-- START Records to process --
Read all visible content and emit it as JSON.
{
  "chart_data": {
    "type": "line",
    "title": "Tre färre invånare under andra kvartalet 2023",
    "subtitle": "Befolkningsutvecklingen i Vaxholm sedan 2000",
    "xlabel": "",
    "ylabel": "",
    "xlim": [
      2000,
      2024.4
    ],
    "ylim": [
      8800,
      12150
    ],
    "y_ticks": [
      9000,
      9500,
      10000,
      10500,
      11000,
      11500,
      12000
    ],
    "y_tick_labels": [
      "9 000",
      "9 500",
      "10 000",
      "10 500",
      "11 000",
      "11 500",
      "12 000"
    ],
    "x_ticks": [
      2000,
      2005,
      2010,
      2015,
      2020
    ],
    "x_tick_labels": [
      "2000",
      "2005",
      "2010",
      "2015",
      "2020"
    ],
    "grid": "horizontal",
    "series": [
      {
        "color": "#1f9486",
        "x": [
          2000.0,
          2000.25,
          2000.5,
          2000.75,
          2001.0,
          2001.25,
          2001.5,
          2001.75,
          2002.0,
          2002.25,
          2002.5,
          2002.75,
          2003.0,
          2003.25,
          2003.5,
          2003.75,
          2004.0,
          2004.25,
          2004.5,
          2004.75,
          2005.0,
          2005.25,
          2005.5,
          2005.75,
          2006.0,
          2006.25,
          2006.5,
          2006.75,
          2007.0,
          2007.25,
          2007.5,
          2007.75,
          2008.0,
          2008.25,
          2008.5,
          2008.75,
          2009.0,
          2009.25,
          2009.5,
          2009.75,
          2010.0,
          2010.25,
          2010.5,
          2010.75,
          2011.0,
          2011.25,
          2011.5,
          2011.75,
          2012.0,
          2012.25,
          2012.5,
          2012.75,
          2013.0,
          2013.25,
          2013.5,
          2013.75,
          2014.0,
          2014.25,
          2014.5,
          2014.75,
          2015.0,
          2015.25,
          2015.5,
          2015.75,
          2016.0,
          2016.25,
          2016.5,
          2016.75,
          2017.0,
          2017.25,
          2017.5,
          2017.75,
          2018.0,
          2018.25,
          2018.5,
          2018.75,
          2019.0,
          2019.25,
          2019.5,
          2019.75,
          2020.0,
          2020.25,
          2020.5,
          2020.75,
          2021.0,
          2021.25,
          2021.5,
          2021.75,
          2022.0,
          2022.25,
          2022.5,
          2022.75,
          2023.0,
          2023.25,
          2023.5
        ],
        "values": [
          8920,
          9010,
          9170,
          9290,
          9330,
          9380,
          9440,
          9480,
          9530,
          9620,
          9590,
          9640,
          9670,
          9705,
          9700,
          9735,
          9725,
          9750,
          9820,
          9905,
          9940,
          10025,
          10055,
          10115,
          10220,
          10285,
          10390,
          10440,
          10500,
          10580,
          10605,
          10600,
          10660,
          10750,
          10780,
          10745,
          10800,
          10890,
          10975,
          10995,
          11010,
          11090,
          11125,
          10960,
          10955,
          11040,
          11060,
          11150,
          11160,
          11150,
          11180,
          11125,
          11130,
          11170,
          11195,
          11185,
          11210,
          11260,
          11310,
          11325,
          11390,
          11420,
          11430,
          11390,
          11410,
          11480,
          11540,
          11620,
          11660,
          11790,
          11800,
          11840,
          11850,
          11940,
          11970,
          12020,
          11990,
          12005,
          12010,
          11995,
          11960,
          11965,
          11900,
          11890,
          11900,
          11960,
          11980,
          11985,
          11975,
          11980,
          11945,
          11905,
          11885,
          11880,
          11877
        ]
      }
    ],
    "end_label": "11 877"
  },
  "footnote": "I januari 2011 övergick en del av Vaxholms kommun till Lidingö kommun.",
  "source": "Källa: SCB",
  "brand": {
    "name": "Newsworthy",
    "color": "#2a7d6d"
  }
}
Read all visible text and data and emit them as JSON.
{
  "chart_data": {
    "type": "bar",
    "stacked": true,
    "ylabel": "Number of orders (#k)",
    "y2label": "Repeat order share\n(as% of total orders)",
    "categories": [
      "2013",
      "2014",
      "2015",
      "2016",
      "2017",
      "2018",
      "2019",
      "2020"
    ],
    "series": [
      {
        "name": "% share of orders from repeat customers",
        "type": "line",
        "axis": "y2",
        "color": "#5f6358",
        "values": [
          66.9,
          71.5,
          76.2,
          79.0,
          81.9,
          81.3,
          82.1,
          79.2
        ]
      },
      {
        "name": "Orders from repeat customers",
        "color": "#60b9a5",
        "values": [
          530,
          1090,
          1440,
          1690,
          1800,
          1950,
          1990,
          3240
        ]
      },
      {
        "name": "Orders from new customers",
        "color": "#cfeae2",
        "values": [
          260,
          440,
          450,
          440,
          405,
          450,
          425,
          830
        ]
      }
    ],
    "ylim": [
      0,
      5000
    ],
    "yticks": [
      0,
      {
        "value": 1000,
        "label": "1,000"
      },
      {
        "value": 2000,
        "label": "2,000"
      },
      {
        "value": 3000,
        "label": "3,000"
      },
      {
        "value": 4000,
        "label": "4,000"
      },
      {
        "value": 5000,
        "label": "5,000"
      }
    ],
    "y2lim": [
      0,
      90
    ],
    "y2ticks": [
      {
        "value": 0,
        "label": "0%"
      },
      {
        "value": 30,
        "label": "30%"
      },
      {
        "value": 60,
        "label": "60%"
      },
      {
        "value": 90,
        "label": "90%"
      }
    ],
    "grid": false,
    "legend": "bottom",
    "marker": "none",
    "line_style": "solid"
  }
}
-- END Records to process --
> **Set task**
Copy all the records above precisely.

> **The result**
Read all visible content and emit it as JSON.
{
  "chart_data": {
    "type": "line",
    "title": "Tre färre invånare under andra kvartalet 2023",
    "subtitle": "Befolkningsutvecklingen i Vaxholm sedan 2000",
    "xlabel": "",
    "ylabel": "",
    "xlim": [
      2000,
      2024.4
    ],
    "ylim": [
      8800,
      12150
    ],
    "y_ticks": [
      9000,
      9500,
      10000,
      10500,
      11000,
      11500,
      12000
    ],
    "y_tick_labels": [
      "9 000",
      "9 500",
      "10 000",
      "10 500",
      "11 000",
      "11 500",
      "12 000"
    ],
    "x_ticks": [
      2000,
      2005,
      2010,
      2015,
      2020
    ],
    "x_tick_labels": [
      "2000",
      "2005",
      "2010",
      "2015",
      "2020"
    ],
    "grid": "horizontal",
    "series": [
      {
        "color": "#1f9486",
        "x": [
          2000.0,
          2000.25,
          2000.5,
          2000.75,
          2001.0,
          2001.25,
          2001.5,
          2001.75,
          2002.0,
          2002.25,
          2002.5,
          2002.75,
          2003.0,
          2003.25,
          2003.5,
          2003.75,
          2004.0,
          2004.25,
          2004.5,
          2004.75,
          2005.0,
          2005.25,
          2005.5,
          2005.75,
          2006.0,
          2006.25,
          2006.5,
          2006.75,
          2007.0,
          2007.25,
          2007.5,
          2007.75,
          2008.0,
          2008.25,
          2008.5,
          2008.75,
          2009.0,
          2009.25,
          2009.5,
          2009.75,
          2010.0,
          2010.25,
          2010.5,
          2010.75,
          2011.0,
          2011.25,
          2011.5,
          2011.75,
          2012.0,
          2012.25,
          2012.5,
          2012.75,
          2013.0,
          2013.25,
          2013.5,
          2013.75,
          2014.0,
          2014.25,
          2014.5,
          2014.75,
          2015.0,
          2015.25,
          2015.5,
          2015.75,
          2016.0,
          2016.25,
          2016.5,
          2016.75,
          2017.0,
          2017.25,
          2017.5,
          2017.75,
          2018.0,
          2018.25,
          2018.5,
          2018.75,
          2019.0,
          2019.25,
          2019.5,
          2019.75,
          2020.0,
          2020.25,
          2020.5,
          2020.75,
          2021.0,
          2021.25,
          2021.5,
          2021.75,
          2022.0,
          2022.25,
          2022.5,
          2022.75,
          2023.0,
          2023.25,
          2023.5
        ],
        "values": [
          8920,
          9010,
          9170,
          9290,
          9330,
          9380,
          9440,
          9480,
          9530,
          9620,
          9590,
          9640,
          9670,
          9705,
          9700,
          9735,
          9725,
          9750,
          9820,
          9905,
          9940,
          10025,
          10055,
          10115,
          10220,
          10285,
          10390,
          10440,
          10500,
          10580,
          10605,
          10600,
          10660,
          10750,
          10780,
          10745,
          10800,
          10890,
          10975,
          10995,
          11010,
          11090,
          11125,
          10960,
          10955,
          11040,
          11060,
          11150,
          11160,
          11150,
          11180,
          11125,
          11130,
          11170,
          11195,
          11185,
          11210,
          11260,
          11310,
          11325,
          11390,
          11420,
          11430,
          11390,
          11410,
          11480,
          11540,
          11620,
          11660,
          11790,
          11800,
          11840,
          11850,
          11940,
          11970,
          12020,
          11990,
          12005,
          12010,
          11995,
          11960,
          11965,
          11900,
          11890,
          11900,
          11960,
          11980,
          11985,
          11975,
          11980,
          11945,
          11905,
          11885,
          11880,
          11877
        ]
      }
    ],
    "end_label": "11 877"
  },
  "footnote": "I januari 2011 övergick en del av Vaxholms kommun till Lidingö kommun.",
  "source": "Källa: SCB",
  "brand": {
    "name": "Newsworthy",
    "color": "#2a7d6d"
  }
}
Read all visible text and data and emit them as JSON.
{
  "chart_data": {
    "type": "bar",
    "stacked": true,
    "ylabel": "Number of orders (#k)",
    "y2label": "Repeat order share\n(as% of total orders)",
    "categories": [
      "2013",
      "2014",
      "2015",
      "2016",
      "2017",
      "2018",
      "2019",
      "2020"
    ],
    "series": [
      {
        "name": "% share of orders from repeat customers",
        "type": "line",
        "axis": "y2",
        "color": "#5f6358",
        "values": [
          66.9,
          71.5,
          76.2,
          79.0,
          81.9,
          81.3,
          82.1,
          79.2
        ]
      },
      {
        "name": "Orders from repeat customers",
        "color": "#60b9a5",
        "values": [
          530,
          1090,
          1440,
          1690,
          1800,
          1950,
          1990,
          3240
        ]
      },
      {
        "name": "Orders from new customers",
        "color": "#cfeae2",
        "values": [
          260,
          440,
          450,
          440,
          405,
          450,
          425,
          830
        ]
      }
    ],
    "ylim": [
      0,
      5000
    ],
    "yticks": [
      0,
      {
        "value": 1000,
        "label": "1,000"
      },
      {
        "value": 2000,
        "label": "2,000"
      },
      {
        "value": 3000,
        "label": "3,000"
      },
      {
        "value": 4000,
        "label": "4,000"
      },
      {
        "value": 5000,
        "label": "5,000"
      }
    ],
    "y2lim": [
      0,
      90
    ],
    "y2ticks": [
      {
        "value": 0,
        "label": "0%"
      },
      {
        "value": 30,
        "label": "30%"
      },
      {
        "value": 60,
        "label": "60%"
      },
      {
        "value": 90,
        "label": "90%"
      }
    ],
    "grid": false,
    "legend": "bottom",
    "marker": "none",
    "line_style": "solid"
  }
}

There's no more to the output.